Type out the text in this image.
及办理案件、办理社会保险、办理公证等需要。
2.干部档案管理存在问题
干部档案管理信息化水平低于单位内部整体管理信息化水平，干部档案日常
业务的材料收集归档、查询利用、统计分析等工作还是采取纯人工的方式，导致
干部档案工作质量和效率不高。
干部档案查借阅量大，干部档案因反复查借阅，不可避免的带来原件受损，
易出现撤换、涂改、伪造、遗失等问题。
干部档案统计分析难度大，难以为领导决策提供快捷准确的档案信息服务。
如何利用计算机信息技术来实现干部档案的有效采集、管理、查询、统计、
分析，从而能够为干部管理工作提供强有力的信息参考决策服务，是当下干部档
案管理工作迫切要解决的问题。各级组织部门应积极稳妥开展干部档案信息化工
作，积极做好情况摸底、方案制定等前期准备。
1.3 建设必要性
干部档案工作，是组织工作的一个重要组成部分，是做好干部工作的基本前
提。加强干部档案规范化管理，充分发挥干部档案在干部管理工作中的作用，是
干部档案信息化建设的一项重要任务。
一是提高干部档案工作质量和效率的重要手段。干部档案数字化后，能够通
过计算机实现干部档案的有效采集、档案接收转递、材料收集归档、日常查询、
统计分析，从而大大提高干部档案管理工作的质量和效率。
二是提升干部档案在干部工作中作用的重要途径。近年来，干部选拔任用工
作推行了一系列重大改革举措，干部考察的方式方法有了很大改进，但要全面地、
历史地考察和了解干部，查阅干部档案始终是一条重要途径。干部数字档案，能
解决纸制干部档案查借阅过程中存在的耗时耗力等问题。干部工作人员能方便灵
========
Instructions for the task:
Copy each entry exactly, with nothing added or dropped.

The reply:
Type out the text in this image.
及办理案件、办理社会保险、办理公证等需要。
2.干部档案管理存在问题
干部档案管理信息化水平低于单位内部整体管理信息化水平，干部档案日常
业务的材料收集归档、查询利用、统计分析等工作还是采取纯人工的方式，导致
干部档案工作质量和效率不高。
干部档案查借阅量大，干部档案因反复查借阅，不可避免的带来原件受损，
易出现撤换、涂改、伪造、遗失等问题。
干部档案统计分析难度大，难以为领导决策提供快捷准确的档案信息服务。
如何利用计算机信息技术来实现干部档案的有效采集、管理、查询、统计、
分析，从而能够为干部管理工作提供强有力的信息参考决策服务，是当下干部档
案管理工作迫切要解决的问题。各级组织部门应积极稳妥开展干部档案信息化工
作，积极做好情况摸底、方案制定等前期准备。
1.3 建设必要性
干部档案工作，是组织工作的一个重要组成部分，是做好干部工作的基本前
提。加强干部档案规范化管理，充分发挥干部档案在干部管理工作中的作用，是
干部档案信息化建设的一项重要任务。
一是提高干部档案工作质量和效率的重要手段。干部档案数字化后，能够通
过计算机实现干部档案的有效采集、档案接收转递、材料收集归档、日常查询、
统计分析，从而大大提高干部档案管理工作的质量和效率。
二是提升干部档案在干部工作中作用的重要途径。近年来，干部选拔任用工
作推行了一系列重大改革举措，干部考察的方式方法有了很大改进，但要全面地、
历史地考察和了解干部，查阅干部档案始终是一条重要途径。干部数字档案，能
解决纸制干部档案查借阅过程中存在的耗时耗力等问题。干部工作人员能方便灵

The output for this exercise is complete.